--- WHAT YOU ARE ASKED TO DO ---
Below is a listing; copy all of it exactly.

[SOURCE DATA start]

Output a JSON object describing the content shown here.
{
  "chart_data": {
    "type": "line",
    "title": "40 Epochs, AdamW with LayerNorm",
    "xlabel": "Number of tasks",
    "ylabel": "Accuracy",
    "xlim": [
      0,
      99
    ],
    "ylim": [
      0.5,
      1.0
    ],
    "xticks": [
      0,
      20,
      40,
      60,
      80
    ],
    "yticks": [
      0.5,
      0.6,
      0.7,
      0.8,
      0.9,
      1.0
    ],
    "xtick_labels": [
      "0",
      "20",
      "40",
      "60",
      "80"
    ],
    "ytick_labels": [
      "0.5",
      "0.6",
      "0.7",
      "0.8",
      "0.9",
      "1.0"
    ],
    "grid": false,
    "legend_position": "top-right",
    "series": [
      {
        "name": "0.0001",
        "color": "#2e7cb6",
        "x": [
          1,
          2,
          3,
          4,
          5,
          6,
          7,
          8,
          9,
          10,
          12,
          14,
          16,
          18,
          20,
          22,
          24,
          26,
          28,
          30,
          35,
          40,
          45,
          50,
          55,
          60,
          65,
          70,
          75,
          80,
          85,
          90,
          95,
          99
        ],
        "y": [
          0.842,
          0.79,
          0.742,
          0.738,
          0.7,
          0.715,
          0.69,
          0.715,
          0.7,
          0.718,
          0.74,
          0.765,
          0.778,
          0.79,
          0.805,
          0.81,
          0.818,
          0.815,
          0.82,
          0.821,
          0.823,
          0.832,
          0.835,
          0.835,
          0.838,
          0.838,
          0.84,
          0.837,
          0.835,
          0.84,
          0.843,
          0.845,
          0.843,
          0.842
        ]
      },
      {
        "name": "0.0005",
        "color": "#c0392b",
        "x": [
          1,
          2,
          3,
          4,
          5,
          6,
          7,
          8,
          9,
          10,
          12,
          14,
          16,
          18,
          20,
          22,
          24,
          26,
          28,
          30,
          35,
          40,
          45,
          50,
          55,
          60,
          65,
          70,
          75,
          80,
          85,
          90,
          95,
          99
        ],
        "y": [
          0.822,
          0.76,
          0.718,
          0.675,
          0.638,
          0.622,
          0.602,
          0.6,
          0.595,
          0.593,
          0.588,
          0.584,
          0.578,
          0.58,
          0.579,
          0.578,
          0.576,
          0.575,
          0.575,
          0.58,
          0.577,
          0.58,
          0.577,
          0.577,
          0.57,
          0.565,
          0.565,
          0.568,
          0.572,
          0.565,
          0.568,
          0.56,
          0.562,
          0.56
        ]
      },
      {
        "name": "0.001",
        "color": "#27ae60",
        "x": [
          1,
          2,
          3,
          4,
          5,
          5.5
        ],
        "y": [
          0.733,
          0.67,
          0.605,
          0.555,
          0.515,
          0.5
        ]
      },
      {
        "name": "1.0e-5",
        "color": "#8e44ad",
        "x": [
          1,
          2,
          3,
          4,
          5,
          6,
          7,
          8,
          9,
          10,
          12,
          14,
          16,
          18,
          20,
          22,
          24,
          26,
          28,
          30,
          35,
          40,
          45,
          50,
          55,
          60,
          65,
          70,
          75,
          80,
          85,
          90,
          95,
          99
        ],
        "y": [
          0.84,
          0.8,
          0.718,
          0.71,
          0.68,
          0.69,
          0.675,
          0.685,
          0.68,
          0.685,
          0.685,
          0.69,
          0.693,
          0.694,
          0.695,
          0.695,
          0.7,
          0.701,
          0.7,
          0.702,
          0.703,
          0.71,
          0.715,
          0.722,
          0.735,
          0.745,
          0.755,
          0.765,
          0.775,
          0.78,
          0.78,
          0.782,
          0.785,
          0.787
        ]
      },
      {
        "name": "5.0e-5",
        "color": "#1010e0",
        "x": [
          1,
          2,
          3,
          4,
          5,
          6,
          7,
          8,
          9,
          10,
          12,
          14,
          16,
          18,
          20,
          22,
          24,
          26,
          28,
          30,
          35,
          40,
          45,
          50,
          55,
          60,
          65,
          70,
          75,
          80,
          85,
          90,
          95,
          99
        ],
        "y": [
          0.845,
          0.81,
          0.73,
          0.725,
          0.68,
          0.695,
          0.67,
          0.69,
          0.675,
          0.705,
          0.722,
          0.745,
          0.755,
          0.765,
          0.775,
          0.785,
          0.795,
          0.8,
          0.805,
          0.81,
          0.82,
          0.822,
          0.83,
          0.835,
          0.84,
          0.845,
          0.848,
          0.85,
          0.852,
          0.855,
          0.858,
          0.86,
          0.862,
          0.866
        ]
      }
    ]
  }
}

[SOURCE DATA end]

--- ANSWER FOR THIS EXERCISE ---
Output a JSON object describing the content shown here.
{
  "chart_data": {
    "type": "line",
    "title": "40 Epochs, AdamW with LayerNorm",
    "xlabel": "Number of tasks",
    "ylabel": "Accuracy",
    "xlim": [
      0,
      99
    ],
    "ylim": [
      0.5,
      1.0
    ],
    "xticks": [
      0,
      20,
      40,
      60,
      80
    ],
    "yticks": [
      0.5,
      0.6,
      0.7,
      0.8,
      0.9,
      1.0
    ],
    "xtick_labels": [
      "0",
      "20",
      "40",
      "60",
      "80"
    ],
    "ytick_labels": [
      "0.5",
      "0.6",
      "0.7",
      "0.8",
      "0.9",
      "1.0"
    ],
    "grid": false,
    "legend_position": "top-right",
    "series": [
      {
        "name": "0.0001",
        "color": "#2e7cb6",
        "x": [
          1,
          2,
          3,
          4,
          5,
          6,
          7,
          8,
          9,
          10,
          12,
          14,
          16,
          18,
          20,
          22,
          24,
          26,
          28,
          30,
          35,
          40,
          45,
          50,
          55,
          60,
          65,
          70,
          75,
          80,
          85,
          90,
          95,
          99
        ],
        "y": [
          0.842,
          0.79,
          0.742,
          0.738,
          0.7,
          0.715,
          0.69,
          0.715,
          0.7,
          0.718,
          0.74,
          0.765,
          0.778,
          0.79,
          0.805,
          0.81,
          0.818,
          0.815,
          0.82,
          0.821,
          0.823,
          0.832,
          0.835,
          0.835,
          0.838,
          0.838,
          0.84,
          0.837,
          0.835,
          0.84,
          0.843,
          0.845,
          0.843,
          0.842
        ]
      },
      {
        "name": "0.0005",
        "color": "#c0392b",
        "x": [
          1,
          2,
          3,
          4,
          5,
          6,
          7,
          8,
          9,
          10,
          12,
          14,
          16,
          18,
          20,
          22,
          24,
          26,
          28,
          30,
          35,
          40,
          45,
          50,
          55,
          60,
          65,
          70,
          75,
          80,
          85,
          90,
          95,
          99
        ],
        "y": [
          0.822,
          0.76,
          0.718,
          0.675,
          0.638,
          0.622,
          0.602,
          0.6,
          0.595,
          0.593,
          0.588,
          0.584,
          0.578,
          0.58,
          0.579,
          0.578,
          0.576,
          0.575,
          0.575,
          0.58,
          0.577,
          0.58,
          0.577,
          0.577,
          0.57,
          0.565,
          0.565,
          0.568,
          0.572,
          0.565,
          0.568,
          0.56,
          0.562,
          0.56
        ]
      },
      {
        "name": "0.001",
        "color": "#27ae60",
        "x": [
          1,
          2,
          3,
          4,
          5,
          5.5
        ],
        "y": [
          0.733,
          0.67,
          0.605,
          0.555,
          0.515,
          0.5
        ]
      },
      {
        "name": "1.0e-5",
        "color": "#8e44ad",
        "x": [
          1,
          2,
          3,
          4,
          5,
          6,
          7,
          8,
          9,
          10,
          12,
          14,
          16,
          18,
          20,
          22,
          24,
          26,
          28,
          30,
          35,
          40,
          45,
          50,
          55,
          60,
          65,
          70,
          75,
          80,
          85,
          90,
          95,
          99
        ],
        "y": [
          0.84,
          0.8,
          0.718,
          0.71,
          0.68,
          0.69,
          0.675,
          0.685,
          0.68,
          0.685,
          0.685,
          0.69,
          0.693,
          0.694,
          0.695,
          0.695,
          0.7,
          0.701,
          0.7,
          0.702,
          0.703,
          0.71,
          0.715,
          0.722,
          0.735,
          0.745,
          0.755,
          0.765,
          0.775,
          0.78,
          0.78,
          0.782,
          0.785,
          0.787
        ]
      },
      {
        "name": "5.0e-5",
        "color": "#1010e0",
        "x": [
          1,
          2,
          3,
          4,
          5,
          6,
          7,
          8,
          9,
          10,
          12,
          14,
          16,
          18,
          20,
          22,
          24,
          26,
          28,
          30,
          35,
          40,
          45,
          50,
          55,
          60,
          65,
          70,
          75,
          80,
          85,
          90,
          95,
          99
        ],
        "y": [
          0.845,
          0.81,
          0.73,
          0.725,
          0.68,
          0.695,
          0.67,
          0.69,
          0.675,
          0.705,
          0.722,
          0.745,
          0.755,
          0.765,
          0.775,
          0.785,
          0.795,
          0.8,
          0.805,
          0.81,
          0.82,
          0.822,
          0.83,
          0.835,
          0.84,
          0.845,
          0.848,
          0.85,
          0.852,
          0.855,
          0.858,
          0.86,
          0.862,
          0.866
        ]
      }
    ]
  }
}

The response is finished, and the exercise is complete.